Stored data:

** Begin **

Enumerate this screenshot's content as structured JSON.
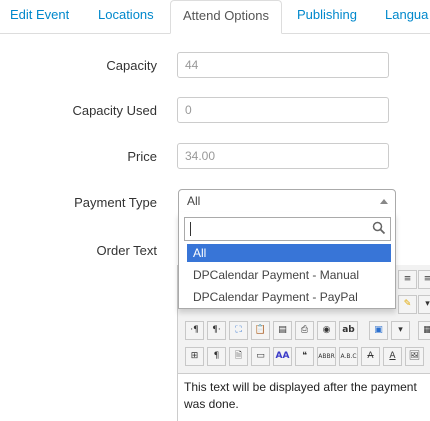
{
  "tabs": [
    {
      "label": "Edit Event"
    },
    {
      "label": "Locations"
    },
    {
      "label": "Attend Options"
    },
    {
      "label": "Publishing"
    },
    {
      "label": "Langua"
    }
  ],
  "form": {
    "capacity": {
      "label": "Capacity",
      "value": "44"
    },
    "capacity_used": {
      "label": "Capacity Used",
      "value": "0"
    },
    "price": {
      "label": "Price",
      "value": "34.00"
    },
    "payment_type": {
      "label": "Payment Type",
      "selected": "All",
      "search_value": "",
      "options": [
        "All",
        "DPCalendar Payment - Manual",
        "DPCalendar Payment - PayPal"
      ]
    },
    "order_text": {
      "label": "Order Text",
      "content": "This text will be displayed after the payment was done."
    }
  },
  "colors": {
    "link": "#0088cc",
    "highlight": "#3875d7"
  }
}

** End **

▶ STATED EXERCISE
From the records above, copy every line that holds the word "label".

▶ COMPLETE OUTPUT
      "label": "Edit Event"
      "label": "Locations"
      "label": "Attend Options"
      "label": "Publishing"
      "label": "Langua"
      "label": "Capacity",
      "label": "Capacity Used",
      "label": "Price",
      "label": "Payment Type",
      "label": "Order Text",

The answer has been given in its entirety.